Problem details:
Records follow. Copy every line with "اسايش".

Rows:
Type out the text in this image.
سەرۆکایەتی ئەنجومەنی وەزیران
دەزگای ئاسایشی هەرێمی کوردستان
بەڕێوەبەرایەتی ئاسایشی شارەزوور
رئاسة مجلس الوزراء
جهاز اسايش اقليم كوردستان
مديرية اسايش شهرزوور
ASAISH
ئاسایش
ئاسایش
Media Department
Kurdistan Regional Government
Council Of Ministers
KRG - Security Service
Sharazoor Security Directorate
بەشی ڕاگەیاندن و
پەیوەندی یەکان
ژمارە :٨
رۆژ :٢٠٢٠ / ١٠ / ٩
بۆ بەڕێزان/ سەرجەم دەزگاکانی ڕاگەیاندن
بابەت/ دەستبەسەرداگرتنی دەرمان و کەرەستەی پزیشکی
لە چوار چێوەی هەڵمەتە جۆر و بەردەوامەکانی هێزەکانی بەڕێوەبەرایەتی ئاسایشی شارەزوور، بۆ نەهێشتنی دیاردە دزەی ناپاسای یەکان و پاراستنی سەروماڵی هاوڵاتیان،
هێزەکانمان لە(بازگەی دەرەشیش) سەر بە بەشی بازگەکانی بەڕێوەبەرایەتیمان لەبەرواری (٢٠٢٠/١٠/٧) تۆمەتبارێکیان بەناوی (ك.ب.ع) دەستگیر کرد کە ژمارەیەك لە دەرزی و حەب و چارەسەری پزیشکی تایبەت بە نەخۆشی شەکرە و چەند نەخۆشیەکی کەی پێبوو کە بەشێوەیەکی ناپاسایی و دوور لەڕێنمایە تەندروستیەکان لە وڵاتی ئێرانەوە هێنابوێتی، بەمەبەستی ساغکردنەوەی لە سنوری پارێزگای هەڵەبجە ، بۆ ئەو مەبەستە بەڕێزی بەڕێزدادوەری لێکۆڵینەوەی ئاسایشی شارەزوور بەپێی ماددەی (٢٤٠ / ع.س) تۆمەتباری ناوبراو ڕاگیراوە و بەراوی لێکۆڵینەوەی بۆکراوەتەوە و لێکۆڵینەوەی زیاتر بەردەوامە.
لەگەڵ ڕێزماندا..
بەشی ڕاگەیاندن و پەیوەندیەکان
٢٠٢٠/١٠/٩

Exercise response:
جهاز اسايش اقليم كوردستان
مديرية اسايش شهرزوور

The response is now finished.